▶ **What the exercise asks**
Pick out all lines with the word "Cantonese" from the records that follow.

▶ **Records for the task**
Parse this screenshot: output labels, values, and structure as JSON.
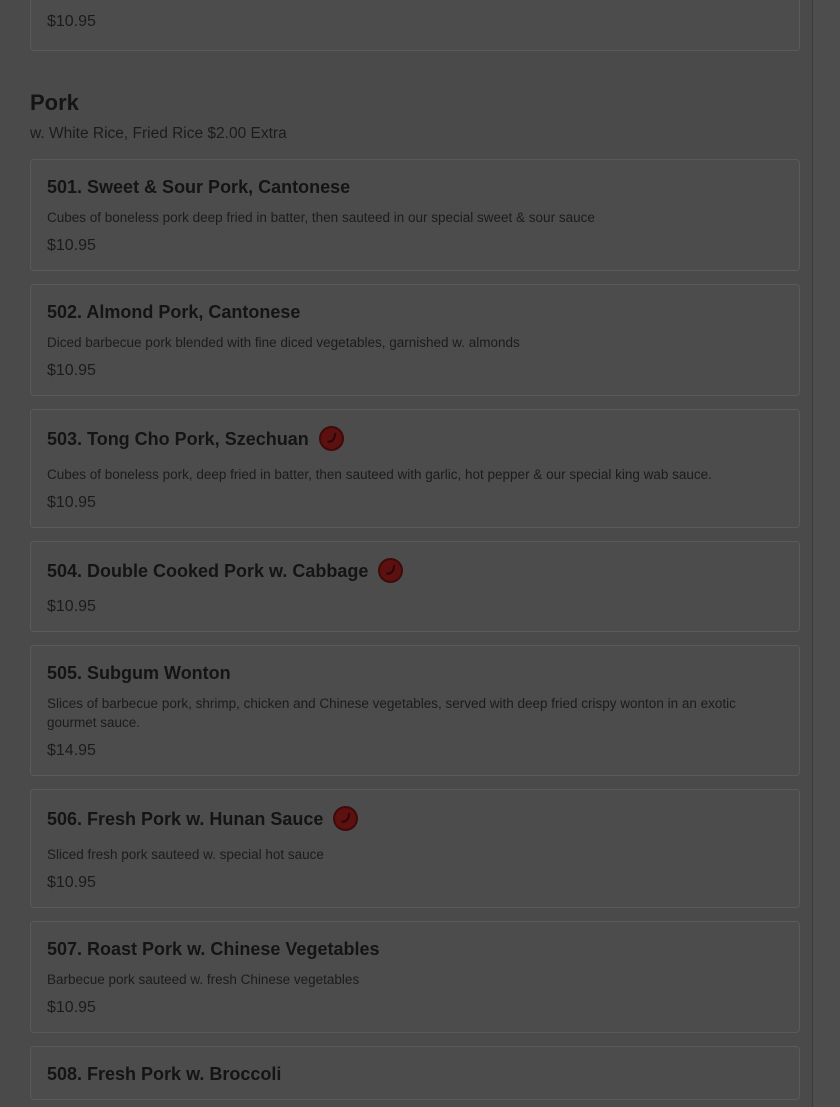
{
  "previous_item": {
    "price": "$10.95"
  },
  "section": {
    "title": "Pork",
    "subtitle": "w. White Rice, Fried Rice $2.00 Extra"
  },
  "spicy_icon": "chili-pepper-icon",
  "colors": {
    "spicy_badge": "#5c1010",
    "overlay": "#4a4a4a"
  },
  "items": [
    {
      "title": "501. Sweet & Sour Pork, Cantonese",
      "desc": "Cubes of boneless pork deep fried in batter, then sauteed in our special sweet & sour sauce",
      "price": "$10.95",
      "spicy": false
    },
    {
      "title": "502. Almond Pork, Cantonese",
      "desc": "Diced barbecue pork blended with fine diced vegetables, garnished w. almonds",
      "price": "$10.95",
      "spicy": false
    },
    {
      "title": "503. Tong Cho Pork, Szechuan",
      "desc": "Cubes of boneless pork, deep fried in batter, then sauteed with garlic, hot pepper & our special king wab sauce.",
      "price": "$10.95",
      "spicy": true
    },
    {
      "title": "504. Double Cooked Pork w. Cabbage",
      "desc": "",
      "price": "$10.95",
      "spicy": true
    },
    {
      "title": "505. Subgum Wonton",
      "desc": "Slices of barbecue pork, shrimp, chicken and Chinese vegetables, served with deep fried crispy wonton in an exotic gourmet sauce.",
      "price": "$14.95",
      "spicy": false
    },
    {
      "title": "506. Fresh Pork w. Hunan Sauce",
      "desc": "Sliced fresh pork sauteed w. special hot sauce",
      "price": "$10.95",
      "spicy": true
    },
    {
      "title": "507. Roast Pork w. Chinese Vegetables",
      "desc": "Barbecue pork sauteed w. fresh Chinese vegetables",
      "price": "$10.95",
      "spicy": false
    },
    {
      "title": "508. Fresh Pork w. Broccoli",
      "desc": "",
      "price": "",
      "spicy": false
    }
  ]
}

==

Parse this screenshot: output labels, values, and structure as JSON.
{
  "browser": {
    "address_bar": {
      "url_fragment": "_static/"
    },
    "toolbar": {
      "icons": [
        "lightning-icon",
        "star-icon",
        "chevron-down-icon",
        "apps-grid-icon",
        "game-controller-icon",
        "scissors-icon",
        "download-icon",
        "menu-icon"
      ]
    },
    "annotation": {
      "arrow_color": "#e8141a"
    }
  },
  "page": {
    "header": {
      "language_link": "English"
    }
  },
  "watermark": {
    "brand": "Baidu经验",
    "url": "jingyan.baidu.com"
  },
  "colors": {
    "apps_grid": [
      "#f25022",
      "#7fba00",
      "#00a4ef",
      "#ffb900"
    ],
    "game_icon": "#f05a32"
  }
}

▶ **Solution**
      "title": "501. Sweet & Sour Pork, Cantonese",
      "title": "502. Almond Pork, Cantonese",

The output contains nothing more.